─── Текст страницы

Сегодня вряд ли найдется хотя бы одна научная дисциплина, на которой не сказывалось бы влияние психоанализа. Так, в 1972 г. Йорик Шпигель опубликовал книгу по теологии «Психоаналитические интерпретации библейских текстов» (Spiegel, 1972), а в 1978 г. в книге с многозначительным названием «В два раза яснее» (Spiegel, 1978) он показал глубинные измерения библейских текстов как с теологической, так и с психоаналитической точки зрения. Фрейдовская критика религии нашла в теологии своих критически мыслящих толкователей: с евангелической стороны это Йоах им Шарфенберг (Scharfenberg, 1968), а с католической – Ганс Кюнг (Küng, 1987); они успешно использовали фрейдовский психоанализ для объяснения теологических вопросов (Raguse, 1993).

──────
─── Исходные данные

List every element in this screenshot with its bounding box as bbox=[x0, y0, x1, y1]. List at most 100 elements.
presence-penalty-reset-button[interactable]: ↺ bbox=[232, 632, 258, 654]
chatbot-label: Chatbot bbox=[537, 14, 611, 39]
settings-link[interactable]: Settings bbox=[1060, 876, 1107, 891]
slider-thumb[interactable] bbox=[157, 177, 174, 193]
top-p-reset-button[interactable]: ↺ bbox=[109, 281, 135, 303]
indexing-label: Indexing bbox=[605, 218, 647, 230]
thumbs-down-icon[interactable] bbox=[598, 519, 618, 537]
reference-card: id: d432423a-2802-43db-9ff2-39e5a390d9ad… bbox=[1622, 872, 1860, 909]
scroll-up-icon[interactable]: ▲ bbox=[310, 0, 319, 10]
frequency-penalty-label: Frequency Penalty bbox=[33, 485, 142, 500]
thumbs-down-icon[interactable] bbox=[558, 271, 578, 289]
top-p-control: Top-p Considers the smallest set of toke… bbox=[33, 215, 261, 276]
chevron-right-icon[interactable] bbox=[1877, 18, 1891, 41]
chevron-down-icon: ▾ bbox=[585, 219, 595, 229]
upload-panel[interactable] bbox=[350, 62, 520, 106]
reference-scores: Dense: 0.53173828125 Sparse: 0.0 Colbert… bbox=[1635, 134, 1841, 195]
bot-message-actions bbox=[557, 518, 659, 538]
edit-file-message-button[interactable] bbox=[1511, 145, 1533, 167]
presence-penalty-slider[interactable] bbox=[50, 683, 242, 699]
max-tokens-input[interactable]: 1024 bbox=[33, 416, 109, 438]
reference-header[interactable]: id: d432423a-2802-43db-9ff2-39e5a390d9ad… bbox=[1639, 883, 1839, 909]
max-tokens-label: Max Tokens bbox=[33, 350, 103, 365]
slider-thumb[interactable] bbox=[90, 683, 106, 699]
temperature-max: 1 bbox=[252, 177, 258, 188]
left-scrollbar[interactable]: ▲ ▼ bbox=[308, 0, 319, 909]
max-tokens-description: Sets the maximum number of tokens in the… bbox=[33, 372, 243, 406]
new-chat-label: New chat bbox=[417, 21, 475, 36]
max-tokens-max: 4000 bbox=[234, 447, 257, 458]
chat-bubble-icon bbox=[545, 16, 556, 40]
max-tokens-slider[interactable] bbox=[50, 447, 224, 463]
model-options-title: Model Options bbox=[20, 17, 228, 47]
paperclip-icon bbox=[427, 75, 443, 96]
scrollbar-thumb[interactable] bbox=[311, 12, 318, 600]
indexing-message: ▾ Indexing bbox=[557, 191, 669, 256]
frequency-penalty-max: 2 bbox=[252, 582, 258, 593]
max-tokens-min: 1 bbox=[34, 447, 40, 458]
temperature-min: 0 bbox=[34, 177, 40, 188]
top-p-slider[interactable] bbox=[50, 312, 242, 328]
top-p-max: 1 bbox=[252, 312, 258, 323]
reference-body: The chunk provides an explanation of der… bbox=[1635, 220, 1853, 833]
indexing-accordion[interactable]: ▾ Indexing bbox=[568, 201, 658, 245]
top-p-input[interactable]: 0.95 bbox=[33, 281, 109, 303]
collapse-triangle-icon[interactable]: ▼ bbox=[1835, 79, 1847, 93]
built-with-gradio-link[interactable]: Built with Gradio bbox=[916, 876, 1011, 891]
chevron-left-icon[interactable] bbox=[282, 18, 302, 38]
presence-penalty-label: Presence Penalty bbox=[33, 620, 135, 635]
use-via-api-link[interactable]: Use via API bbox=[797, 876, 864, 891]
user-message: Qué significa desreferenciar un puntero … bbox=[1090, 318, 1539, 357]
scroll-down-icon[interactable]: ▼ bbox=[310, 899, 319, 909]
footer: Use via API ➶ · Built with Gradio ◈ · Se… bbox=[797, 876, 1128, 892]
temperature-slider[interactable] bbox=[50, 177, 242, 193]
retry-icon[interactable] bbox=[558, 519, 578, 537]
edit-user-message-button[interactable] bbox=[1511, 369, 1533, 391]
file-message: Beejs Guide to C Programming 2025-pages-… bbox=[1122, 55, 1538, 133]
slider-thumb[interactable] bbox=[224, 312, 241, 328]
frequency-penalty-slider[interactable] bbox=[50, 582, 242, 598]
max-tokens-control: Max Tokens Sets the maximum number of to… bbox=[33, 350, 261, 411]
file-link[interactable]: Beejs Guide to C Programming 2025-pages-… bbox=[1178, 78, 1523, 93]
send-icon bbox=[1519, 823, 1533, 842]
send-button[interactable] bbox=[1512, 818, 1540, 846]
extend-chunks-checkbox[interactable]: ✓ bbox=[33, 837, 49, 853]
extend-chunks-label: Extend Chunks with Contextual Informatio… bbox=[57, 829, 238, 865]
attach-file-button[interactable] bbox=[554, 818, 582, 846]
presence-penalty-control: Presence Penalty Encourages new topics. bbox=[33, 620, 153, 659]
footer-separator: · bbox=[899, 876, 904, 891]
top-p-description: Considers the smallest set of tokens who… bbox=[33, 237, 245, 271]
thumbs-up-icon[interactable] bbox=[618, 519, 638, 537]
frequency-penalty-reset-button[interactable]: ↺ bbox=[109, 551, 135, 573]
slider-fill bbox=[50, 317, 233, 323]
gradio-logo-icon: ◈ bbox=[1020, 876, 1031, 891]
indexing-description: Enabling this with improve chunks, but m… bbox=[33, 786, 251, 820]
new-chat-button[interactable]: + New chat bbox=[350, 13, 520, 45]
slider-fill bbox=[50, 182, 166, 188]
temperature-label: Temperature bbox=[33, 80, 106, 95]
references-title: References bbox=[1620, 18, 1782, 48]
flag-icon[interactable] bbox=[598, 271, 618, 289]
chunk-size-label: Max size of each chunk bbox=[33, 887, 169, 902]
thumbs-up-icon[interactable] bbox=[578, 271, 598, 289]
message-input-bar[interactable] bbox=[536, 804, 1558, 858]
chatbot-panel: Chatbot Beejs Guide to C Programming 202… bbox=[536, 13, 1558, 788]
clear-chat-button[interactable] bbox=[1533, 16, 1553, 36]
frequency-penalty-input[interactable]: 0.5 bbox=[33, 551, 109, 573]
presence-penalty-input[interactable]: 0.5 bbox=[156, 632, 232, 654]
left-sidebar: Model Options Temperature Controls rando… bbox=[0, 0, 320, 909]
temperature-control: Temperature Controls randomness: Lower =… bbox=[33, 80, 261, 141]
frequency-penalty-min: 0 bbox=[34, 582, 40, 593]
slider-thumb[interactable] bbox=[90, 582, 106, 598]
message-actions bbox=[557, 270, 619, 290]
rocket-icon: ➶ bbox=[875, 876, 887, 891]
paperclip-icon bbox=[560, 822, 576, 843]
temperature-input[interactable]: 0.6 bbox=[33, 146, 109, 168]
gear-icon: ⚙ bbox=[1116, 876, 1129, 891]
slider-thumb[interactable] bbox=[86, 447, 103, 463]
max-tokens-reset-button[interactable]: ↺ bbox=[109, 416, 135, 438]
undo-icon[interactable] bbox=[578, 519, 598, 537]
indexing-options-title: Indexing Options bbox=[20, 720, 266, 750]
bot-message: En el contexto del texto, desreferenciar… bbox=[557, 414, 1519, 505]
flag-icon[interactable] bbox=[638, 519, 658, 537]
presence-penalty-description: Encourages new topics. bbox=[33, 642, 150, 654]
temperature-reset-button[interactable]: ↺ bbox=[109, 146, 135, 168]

──────

■ Задание ■
Повторите дословно и целиком текст страницы о влиянии психоанализа на теологию.

■ Готовое решение ■
Сегодня вряд ли найдется хотя бы одна научная дисциплина, на которой не сказывалось бы влияние психоанализа. Так, в 1972 г. Йорик Шпигель опубликовал книгу по теологии «Психоаналитические интерпретации библейских текстов» (Spiegel, 1972), а в 1978 г. в книге с многозначительным названием «В два раза яснее» (Spiegel, 1978) он показал глубинные измерения библейских текстов как с теологической, так и с психоаналитической точки зрения. Фрейдовская критика религии нашла в теологии своих критически мыслящих толкователей: с евангелической стороны это Йоах им Шарфенберг (Scharfenberg, 1968), а с католической – Ганс Кюнг (Küng, 1987); они успешно использовали фрейдовский психоанализ для объяснения теологических вопросов (Raguse, 1993).